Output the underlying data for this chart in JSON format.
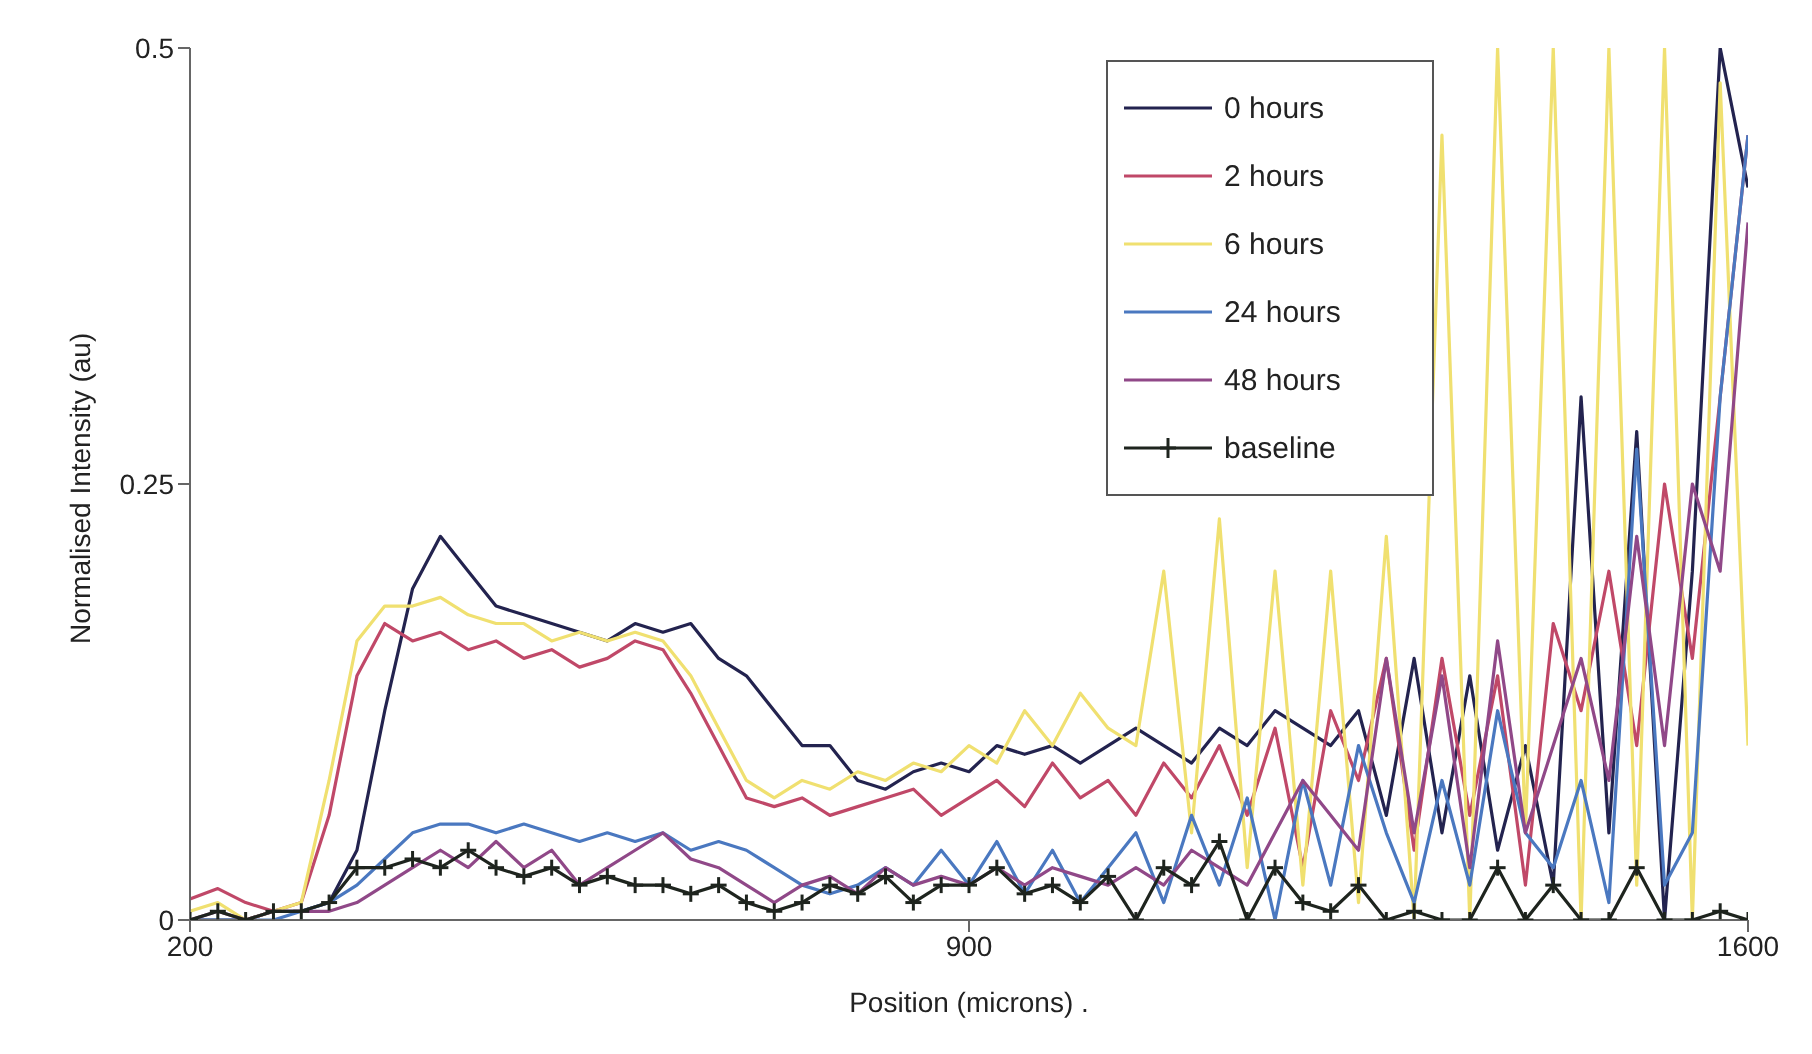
{
  "chart_data": {
    "type": "line",
    "xlabel": "Position (microns) .",
    "ylabel": "Normalised Intensity (au)",
    "x": [
      200,
      225,
      250,
      275,
      300,
      325,
      350,
      375,
      400,
      425,
      450,
      475,
      500,
      525,
      550,
      575,
      600,
      625,
      650,
      675,
      700,
      725,
      750,
      775,
      800,
      825,
      850,
      875,
      900,
      925,
      950,
      975,
      1000,
      1025,
      1050,
      1075,
      1100,
      1125,
      1150,
      1175,
      1200,
      1225,
      1250,
      1275,
      1300,
      1325,
      1350,
      1375,
      1400,
      1425,
      1450,
      1475,
      1500,
      1525,
      1550,
      1575,
      1600
    ],
    "series": [
      {
        "name": "0 hours",
        "color": "#23234f",
        "values": [
          0,
          0,
          0,
          0.005,
          0.005,
          0.01,
          0.04,
          0.12,
          0.19,
          0.22,
          0.2,
          0.18,
          0.175,
          0.17,
          0.165,
          0.16,
          0.17,
          0.165,
          0.17,
          0.15,
          0.14,
          0.12,
          0.1,
          0.1,
          0.08,
          0.075,
          0.085,
          0.09,
          0.085,
          0.1,
          0.095,
          0.1,
          0.09,
          0.1,
          0.11,
          0.1,
          0.09,
          0.11,
          0.1,
          0.12,
          0.11,
          0.1,
          0.12,
          0.06,
          0.15,
          0.05,
          0.14,
          0.04,
          0.1,
          0.02,
          0.3,
          0.05,
          0.28,
          0,
          0.2,
          0.5,
          0.42
        ]
      },
      {
        "name": "2 hours",
        "color": "#c04868",
        "values": [
          0.012,
          0.018,
          0.01,
          0.005,
          0.01,
          0.06,
          0.14,
          0.17,
          0.16,
          0.165,
          0.155,
          0.16,
          0.15,
          0.155,
          0.145,
          0.15,
          0.16,
          0.155,
          0.13,
          0.1,
          0.07,
          0.065,
          0.07,
          0.06,
          0.065,
          0.07,
          0.075,
          0.06,
          0.07,
          0.08,
          0.065,
          0.09,
          0.07,
          0.08,
          0.06,
          0.09,
          0.07,
          0.1,
          0.06,
          0.11,
          0.03,
          0.12,
          0.08,
          0.15,
          0.04,
          0.15,
          0.06,
          0.14,
          0.02,
          0.17,
          0.12,
          0.2,
          0.1,
          0.25,
          0.15,
          0.3,
          0.45
        ]
      },
      {
        "name": "6 hours",
        "color": "#f0e070",
        "values": [
          0.005,
          0.01,
          0,
          0.005,
          0.01,
          0.08,
          0.16,
          0.18,
          0.18,
          0.185,
          0.175,
          0.17,
          0.17,
          0.16,
          0.165,
          0.16,
          0.165,
          0.16,
          0.14,
          0.11,
          0.08,
          0.07,
          0.08,
          0.075,
          0.085,
          0.08,
          0.09,
          0.085,
          0.1,
          0.09,
          0.12,
          0.1,
          0.13,
          0.11,
          0.1,
          0.2,
          0.05,
          0.23,
          0.03,
          0.2,
          0.02,
          0.2,
          0.01,
          0.22,
          0,
          0.45,
          0,
          0.5,
          0.05,
          0.5,
          0,
          0.5,
          0.02,
          0.5,
          0,
          0.48,
          0.1
        ]
      },
      {
        "name": "24 hours",
        "color": "#4a78c0",
        "values": [
          0,
          0,
          0,
          0,
          0.005,
          0.01,
          0.02,
          0.035,
          0.05,
          0.055,
          0.055,
          0.05,
          0.055,
          0.05,
          0.045,
          0.05,
          0.045,
          0.05,
          0.04,
          0.045,
          0.04,
          0.03,
          0.02,
          0.015,
          0.02,
          0.03,
          0.02,
          0.04,
          0.02,
          0.045,
          0.015,
          0.04,
          0.01,
          0.03,
          0.05,
          0.01,
          0.06,
          0.02,
          0.07,
          0,
          0.08,
          0.02,
          0.1,
          0.05,
          0.01,
          0.08,
          0.02,
          0.12,
          0.05,
          0.03,
          0.08,
          0.01,
          0.27,
          0.02,
          0.05,
          0.3,
          0.45
        ]
      },
      {
        "name": "48 hours",
        "color": "#904888",
        "values": [
          0,
          0.005,
          0,
          0.005,
          0.005,
          0.005,
          0.01,
          0.02,
          0.03,
          0.04,
          0.03,
          0.045,
          0.03,
          0.04,
          0.02,
          0.03,
          0.04,
          0.05,
          0.035,
          0.03,
          0.02,
          0.01,
          0.02,
          0.025,
          0.015,
          0.03,
          0.02,
          0.025,
          0.02,
          0.03,
          0.02,
          0.03,
          0.025,
          0.02,
          0.03,
          0.02,
          0.04,
          0.03,
          0.02,
          0.05,
          0.08,
          0.06,
          0.04,
          0.15,
          0.05,
          0.14,
          0.03,
          0.16,
          0.05,
          0.1,
          0.15,
          0.08,
          0.22,
          0.1,
          0.25,
          0.2,
          0.4
        ]
      },
      {
        "name": "baseline",
        "color": "#1e241e",
        "marker": "cross",
        "values": [
          0,
          0.005,
          0,
          0.005,
          0.005,
          0.01,
          0.03,
          0.03,
          0.035,
          0.03,
          0.04,
          0.03,
          0.025,
          0.03,
          0.02,
          0.025,
          0.02,
          0.02,
          0.015,
          0.02,
          0.01,
          0.005,
          0.01,
          0.02,
          0.015,
          0.025,
          0.01,
          0.02,
          0.02,
          0.03,
          0.015,
          0.02,
          0.01,
          0.025,
          0,
          0.03,
          0.02,
          0.045,
          0,
          0.03,
          0.01,
          0.005,
          0.02,
          0,
          0.005,
          0,
          0,
          0.03,
          0,
          0.02,
          0,
          0,
          0.03,
          0,
          0,
          0.005,
          0
        ]
      }
    ],
    "xlim": [
      200,
      1600
    ],
    "xticks": [
      200,
      900,
      1600
    ],
    "ylim": [
      0,
      0.5
    ],
    "yticks": [
      0,
      0.25,
      0.5
    ],
    "marker": "none",
    "line_style": "solid",
    "legend": "top right",
    "grid": false
  }
}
--------------------------------------------------
> [What to work on] Without the pictures, restate all the entries above exactly.

> [Task solution]
Output the underlying data for this chart in JSON format.
{
  "chart_data": {
    "type": "line",
    "xlabel": "Position (microns) .",
    "ylabel": "Normalised Intensity (au)",
    "x": [
      200,
      225,
      250,
      275,
      300,
      325,
      350,
      375,
      400,
      425,
      450,
      475,
      500,
      525,
      550,
      575,
      600,
      625,
      650,
      675,
      700,
      725,
      750,
      775,
      800,
      825,
      850,
      875,
      900,
      925,
      950,
      975,
      1000,
      1025,
      1050,
      1075,
      1100,
      1125,
      1150,
      1175,
      1200,
      1225,
      1250,
      1275,
      1300,
      1325,
      1350,
      1375,
      1400,
      1425,
      1450,
      1475,
      1500,
      1525,
      1550,
      1575,
      1600
    ],
    "series": [
      {
        "name": "0 hours",
        "color": "#23234f",
        "values": [
          0,
          0,
          0,
          0.005,
          0.005,
          0.01,
          0.04,
          0.12,
          0.19,
          0.22,
          0.2,
          0.18,
          0.175,
          0.17,
          0.165,
          0.16,
          0.17,
          0.165,
          0.17,
          0.15,
          0.14,
          0.12,
          0.1,
          0.1,
          0.08,
          0.075,
          0.085,
          0.09,
          0.085,
          0.1,
          0.095,
          0.1,
          0.09,
          0.1,
          0.11,
          0.1,
          0.09,
          0.11,
          0.1,
          0.12,
          0.11,
          0.1,
          0.12,
          0.06,
          0.15,
          0.05,
          0.14,
          0.04,
          0.1,
          0.02,
          0.3,
          0.05,
          0.28,
          0,
          0.2,
          0.5,
          0.42
        ]
      },
      {
        "name": "2 hours",
        "color": "#c04868",
        "values": [
          0.012,
          0.018,
          0.01,
          0.005,
          0.01,
          0.06,
          0.14,
          0.17,
          0.16,
          0.165,
          0.155,
          0.16,
          0.15,
          0.155,
          0.145,
          0.15,
          0.16,
          0.155,
          0.13,
          0.1,
          0.07,
          0.065,
          0.07,
          0.06,
          0.065,
          0.07,
          0.075,
          0.06,
          0.07,
          0.08,
          0.065,
          0.09,
          0.07,
          0.08,
          0.06,
          0.09,
          0.07,
          0.1,
          0.06,
          0.11,
          0.03,
          0.12,
          0.08,
          0.15,
          0.04,
          0.15,
          0.06,
          0.14,
          0.02,
          0.17,
          0.12,
          0.2,
          0.1,
          0.25,
          0.15,
          0.3,
          0.45
        ]
      },
      {
        "name": "6 hours",
        "color": "#f0e070",
        "values": [
          0.005,
          0.01,
          0,
          0.005,
          0.01,
          0.08,
          0.16,
          0.18,
          0.18,
          0.185,
          0.175,
          0.17,
          0.17,
          0.16,
          0.165,
          0.16,
          0.165,
          0.16,
          0.14,
          0.11,
          0.08,
          0.07,
          0.08,
          0.075,
          0.085,
          0.08,
          0.09,
          0.085,
          0.1,
          0.09,
          0.12,
          0.1,
          0.13,
          0.11,
          0.1,
          0.2,
          0.05,
          0.23,
          0.03,
          0.2,
          0.02,
          0.2,
          0.01,
          0.22,
          0,
          0.45,
          0,
          0.5,
          0.05,
          0.5,
          0,
          0.5,
          0.02,
          0.5,
          0,
          0.48,
          0.1
        ]
      },
      {
        "name": "24 hours",
        "color": "#4a78c0",
        "values": [
          0,
          0,
          0,
          0,
          0.005,
          0.01,
          0.02,
          0.035,
          0.05,
          0.055,
          0.055,
          0.05,
          0.055,
          0.05,
          0.045,
          0.05,
          0.045,
          0.05,
          0.04,
          0.045,
          0.04,
          0.03,
          0.02,
          0.015,
          0.02,
          0.03,
          0.02,
          0.04,
          0.02,
          0.045,
          0.015,
          0.04,
          0.01,
          0.03,
          0.05,
          0.01,
          0.06,
          0.02,
          0.07,
          0,
          0.08,
          0.02,
          0.1,
          0.05,
          0.01,
          0.08,
          0.02,
          0.12,
          0.05,
          0.03,
          0.08,
          0.01,
          0.27,
          0.02,
          0.05,
          0.3,
          0.45
        ]
      },
      {
        "name": "48 hours",
        "color": "#904888",
        "values": [
          0,
          0.005,
          0,
          0.005,
          0.005,
          0.005,
          0.01,
          0.02,
          0.03,
          0.04,
          0.03,
          0.045,
          0.03,
          0.04,
          0.02,
          0.03,
          0.04,
          0.05,
          0.035,
          0.03,
          0.02,
          0.01,
          0.02,
          0.025,
          0.015,
          0.03,
          0.02,
          0.025,
          0.02,
          0.03,
          0.02,
          0.03,
          0.025,
          0.02,
          0.03,
          0.02,
          0.04,
          0.03,
          0.02,
          0.05,
          0.08,
          0.06,
          0.04,
          0.15,
          0.05,
          0.14,
          0.03,
          0.16,
          0.05,
          0.1,
          0.15,
          0.08,
          0.22,
          0.1,
          0.25,
          0.2,
          0.4
        ]
      },
      {
        "name": "baseline",
        "color": "#1e241e",
        "marker": "cross",
        "values": [
          0,
          0.005,
          0,
          0.005,
          0.005,
          0.01,
          0.03,
          0.03,
          0.035,
          0.03,
          0.04,
          0.03,
          0.025,
          0.03,
          0.02,
          0.025,
          0.02,
          0.02,
          0.015,
          0.02,
          0.01,
          0.005,
          0.01,
          0.02,
          0.015,
          0.025,
          0.01,
          0.02,
          0.02,
          0.03,
          0.015,
          0.02,
          0.01,
          0.025,
          0,
          0.03,
          0.02,
          0.045,
          0,
          0.03,
          0.01,
          0.005,
          0.02,
          0,
          0.005,
          0,
          0,
          0.03,
          0,
          0.02,
          0,
          0,
          0.03,
          0,
          0,
          0.005,
          0
        ]
      }
    ],
    "xlim": [
      200,
      1600
    ],
    "xticks": [
      200,
      900,
      1600
    ],
    "ylim": [
      0,
      0.5
    ],
    "yticks": [
      0,
      0.25,
      0.5
    ],
    "marker": "none",
    "line_style": "solid",
    "legend": "top right",
    "grid": false
  }
}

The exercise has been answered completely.